■ Aim: Search the data for the word "magistris" and copy every line where it occurs.
════════
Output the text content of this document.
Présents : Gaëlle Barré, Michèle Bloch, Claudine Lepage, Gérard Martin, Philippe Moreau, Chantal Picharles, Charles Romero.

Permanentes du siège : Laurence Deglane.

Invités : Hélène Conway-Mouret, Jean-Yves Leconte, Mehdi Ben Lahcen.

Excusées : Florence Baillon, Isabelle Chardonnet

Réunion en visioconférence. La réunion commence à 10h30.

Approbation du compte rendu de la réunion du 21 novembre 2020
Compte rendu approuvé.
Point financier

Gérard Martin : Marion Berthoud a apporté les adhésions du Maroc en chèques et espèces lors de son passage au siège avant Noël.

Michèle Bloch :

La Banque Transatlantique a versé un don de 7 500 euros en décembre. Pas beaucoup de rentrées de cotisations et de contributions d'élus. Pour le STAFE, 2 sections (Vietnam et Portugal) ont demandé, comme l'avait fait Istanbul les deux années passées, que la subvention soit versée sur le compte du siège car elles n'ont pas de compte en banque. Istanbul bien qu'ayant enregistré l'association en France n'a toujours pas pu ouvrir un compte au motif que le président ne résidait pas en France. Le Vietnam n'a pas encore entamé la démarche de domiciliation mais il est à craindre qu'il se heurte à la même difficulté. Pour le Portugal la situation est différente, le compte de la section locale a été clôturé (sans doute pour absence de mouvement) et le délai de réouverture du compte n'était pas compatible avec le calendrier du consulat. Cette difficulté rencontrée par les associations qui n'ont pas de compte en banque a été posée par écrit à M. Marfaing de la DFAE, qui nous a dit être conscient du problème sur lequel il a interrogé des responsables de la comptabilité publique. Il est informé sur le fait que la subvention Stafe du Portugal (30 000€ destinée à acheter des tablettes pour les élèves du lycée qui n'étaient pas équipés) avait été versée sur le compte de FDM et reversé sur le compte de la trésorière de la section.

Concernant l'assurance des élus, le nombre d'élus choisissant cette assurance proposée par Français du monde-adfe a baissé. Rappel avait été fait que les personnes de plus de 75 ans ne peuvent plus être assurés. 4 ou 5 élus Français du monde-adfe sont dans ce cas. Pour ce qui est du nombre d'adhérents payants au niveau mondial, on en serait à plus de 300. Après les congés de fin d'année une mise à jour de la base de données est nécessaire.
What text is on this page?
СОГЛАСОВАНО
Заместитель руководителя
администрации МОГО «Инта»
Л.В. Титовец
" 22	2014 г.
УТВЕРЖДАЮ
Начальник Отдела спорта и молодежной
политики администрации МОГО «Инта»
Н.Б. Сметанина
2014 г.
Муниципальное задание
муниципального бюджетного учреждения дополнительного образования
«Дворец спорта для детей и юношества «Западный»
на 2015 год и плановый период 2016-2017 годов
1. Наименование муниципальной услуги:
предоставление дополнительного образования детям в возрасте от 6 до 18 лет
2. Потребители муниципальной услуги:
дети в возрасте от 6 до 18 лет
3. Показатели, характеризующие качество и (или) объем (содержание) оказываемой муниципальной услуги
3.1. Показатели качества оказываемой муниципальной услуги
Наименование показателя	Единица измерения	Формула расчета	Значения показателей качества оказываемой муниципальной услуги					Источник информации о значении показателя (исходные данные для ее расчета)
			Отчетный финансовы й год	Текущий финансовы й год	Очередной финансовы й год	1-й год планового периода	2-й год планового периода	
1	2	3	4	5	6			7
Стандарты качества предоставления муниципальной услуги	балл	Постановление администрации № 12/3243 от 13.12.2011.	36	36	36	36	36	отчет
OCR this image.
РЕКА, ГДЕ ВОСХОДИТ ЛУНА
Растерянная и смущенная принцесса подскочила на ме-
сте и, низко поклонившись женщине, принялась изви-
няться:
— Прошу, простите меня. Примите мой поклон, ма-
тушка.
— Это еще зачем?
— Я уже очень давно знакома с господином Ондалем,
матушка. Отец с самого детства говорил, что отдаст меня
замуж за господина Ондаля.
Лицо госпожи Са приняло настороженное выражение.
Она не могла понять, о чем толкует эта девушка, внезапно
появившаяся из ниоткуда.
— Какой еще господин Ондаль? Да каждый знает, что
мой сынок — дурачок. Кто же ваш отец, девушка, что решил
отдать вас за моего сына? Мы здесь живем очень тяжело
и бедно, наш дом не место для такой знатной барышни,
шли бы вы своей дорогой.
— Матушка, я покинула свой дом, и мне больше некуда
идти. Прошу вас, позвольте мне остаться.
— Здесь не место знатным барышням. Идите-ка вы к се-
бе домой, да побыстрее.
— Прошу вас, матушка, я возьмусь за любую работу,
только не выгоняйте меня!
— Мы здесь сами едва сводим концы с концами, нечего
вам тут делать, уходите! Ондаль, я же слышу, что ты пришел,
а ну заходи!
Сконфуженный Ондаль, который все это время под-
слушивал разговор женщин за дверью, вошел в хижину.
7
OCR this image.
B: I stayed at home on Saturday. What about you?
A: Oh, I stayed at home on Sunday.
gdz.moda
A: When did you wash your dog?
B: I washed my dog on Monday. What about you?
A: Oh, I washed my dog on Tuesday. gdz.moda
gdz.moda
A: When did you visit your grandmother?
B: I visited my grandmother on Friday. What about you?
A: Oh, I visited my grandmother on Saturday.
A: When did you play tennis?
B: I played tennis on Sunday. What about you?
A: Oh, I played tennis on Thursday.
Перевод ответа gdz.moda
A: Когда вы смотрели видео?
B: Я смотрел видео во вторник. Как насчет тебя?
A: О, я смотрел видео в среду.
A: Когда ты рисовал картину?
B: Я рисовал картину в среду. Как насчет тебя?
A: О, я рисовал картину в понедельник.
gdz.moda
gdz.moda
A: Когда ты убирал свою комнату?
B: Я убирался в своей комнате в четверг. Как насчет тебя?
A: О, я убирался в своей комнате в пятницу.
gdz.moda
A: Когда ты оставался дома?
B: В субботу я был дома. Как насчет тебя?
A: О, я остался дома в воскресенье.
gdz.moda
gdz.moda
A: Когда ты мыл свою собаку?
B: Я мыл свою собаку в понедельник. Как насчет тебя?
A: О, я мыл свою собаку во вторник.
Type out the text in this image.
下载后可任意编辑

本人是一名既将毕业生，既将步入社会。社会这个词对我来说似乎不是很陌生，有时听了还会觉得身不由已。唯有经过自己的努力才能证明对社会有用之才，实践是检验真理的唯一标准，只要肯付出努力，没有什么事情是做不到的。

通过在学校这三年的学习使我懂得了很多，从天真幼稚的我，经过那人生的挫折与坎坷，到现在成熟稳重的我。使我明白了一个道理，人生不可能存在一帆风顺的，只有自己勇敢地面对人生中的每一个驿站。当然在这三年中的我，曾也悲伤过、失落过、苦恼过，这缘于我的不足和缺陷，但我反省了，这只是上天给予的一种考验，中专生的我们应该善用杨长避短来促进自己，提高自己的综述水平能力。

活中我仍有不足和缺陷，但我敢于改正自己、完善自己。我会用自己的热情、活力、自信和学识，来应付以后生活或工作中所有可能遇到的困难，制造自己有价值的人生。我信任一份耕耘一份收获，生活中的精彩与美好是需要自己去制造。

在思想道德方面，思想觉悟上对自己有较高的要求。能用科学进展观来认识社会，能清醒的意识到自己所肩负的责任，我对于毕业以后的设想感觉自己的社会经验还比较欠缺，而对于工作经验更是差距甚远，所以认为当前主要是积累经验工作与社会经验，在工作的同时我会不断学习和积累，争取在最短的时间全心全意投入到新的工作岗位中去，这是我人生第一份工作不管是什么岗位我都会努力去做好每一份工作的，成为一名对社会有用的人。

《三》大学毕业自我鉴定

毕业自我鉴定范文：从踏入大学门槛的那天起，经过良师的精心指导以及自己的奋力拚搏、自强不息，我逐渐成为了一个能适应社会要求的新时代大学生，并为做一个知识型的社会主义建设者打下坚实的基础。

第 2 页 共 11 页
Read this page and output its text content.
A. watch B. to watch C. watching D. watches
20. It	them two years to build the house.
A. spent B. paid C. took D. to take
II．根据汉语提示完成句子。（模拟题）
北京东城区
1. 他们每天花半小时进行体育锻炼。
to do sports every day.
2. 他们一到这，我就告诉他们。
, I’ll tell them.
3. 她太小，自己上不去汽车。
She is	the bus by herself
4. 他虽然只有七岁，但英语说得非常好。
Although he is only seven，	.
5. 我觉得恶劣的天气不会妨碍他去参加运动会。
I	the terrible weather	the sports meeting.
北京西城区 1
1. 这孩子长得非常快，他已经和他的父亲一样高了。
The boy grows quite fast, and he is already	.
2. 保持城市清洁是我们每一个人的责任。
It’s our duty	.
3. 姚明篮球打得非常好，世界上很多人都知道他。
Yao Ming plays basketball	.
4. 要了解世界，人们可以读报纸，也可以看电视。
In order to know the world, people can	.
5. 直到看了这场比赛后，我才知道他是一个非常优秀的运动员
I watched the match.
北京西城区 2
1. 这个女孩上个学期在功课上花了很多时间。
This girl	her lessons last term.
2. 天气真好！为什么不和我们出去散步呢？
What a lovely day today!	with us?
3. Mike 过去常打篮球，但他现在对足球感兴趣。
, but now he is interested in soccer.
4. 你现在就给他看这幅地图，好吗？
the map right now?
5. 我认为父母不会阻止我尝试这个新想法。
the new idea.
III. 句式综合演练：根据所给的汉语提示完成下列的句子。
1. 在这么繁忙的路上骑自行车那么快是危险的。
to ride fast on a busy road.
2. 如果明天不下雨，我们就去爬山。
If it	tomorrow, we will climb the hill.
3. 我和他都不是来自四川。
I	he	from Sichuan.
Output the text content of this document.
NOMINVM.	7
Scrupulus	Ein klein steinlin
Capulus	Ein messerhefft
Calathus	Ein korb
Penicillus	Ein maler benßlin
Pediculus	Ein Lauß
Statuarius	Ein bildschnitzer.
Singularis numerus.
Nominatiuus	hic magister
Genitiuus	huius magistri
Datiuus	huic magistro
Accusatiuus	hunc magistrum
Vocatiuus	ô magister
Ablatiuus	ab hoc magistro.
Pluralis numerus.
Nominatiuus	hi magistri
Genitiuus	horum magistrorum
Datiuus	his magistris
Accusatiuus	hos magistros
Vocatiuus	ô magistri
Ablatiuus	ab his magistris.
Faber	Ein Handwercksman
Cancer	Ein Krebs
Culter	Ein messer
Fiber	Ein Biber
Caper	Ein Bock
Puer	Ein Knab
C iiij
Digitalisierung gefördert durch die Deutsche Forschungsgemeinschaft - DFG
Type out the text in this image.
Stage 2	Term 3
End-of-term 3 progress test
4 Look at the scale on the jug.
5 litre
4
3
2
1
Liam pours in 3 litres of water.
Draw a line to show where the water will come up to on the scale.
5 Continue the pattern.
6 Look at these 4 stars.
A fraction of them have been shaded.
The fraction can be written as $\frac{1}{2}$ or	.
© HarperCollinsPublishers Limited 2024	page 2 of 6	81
════════
■ Worked answer:
Datiuus	his magistris
Ablatiuus	ab his magistris.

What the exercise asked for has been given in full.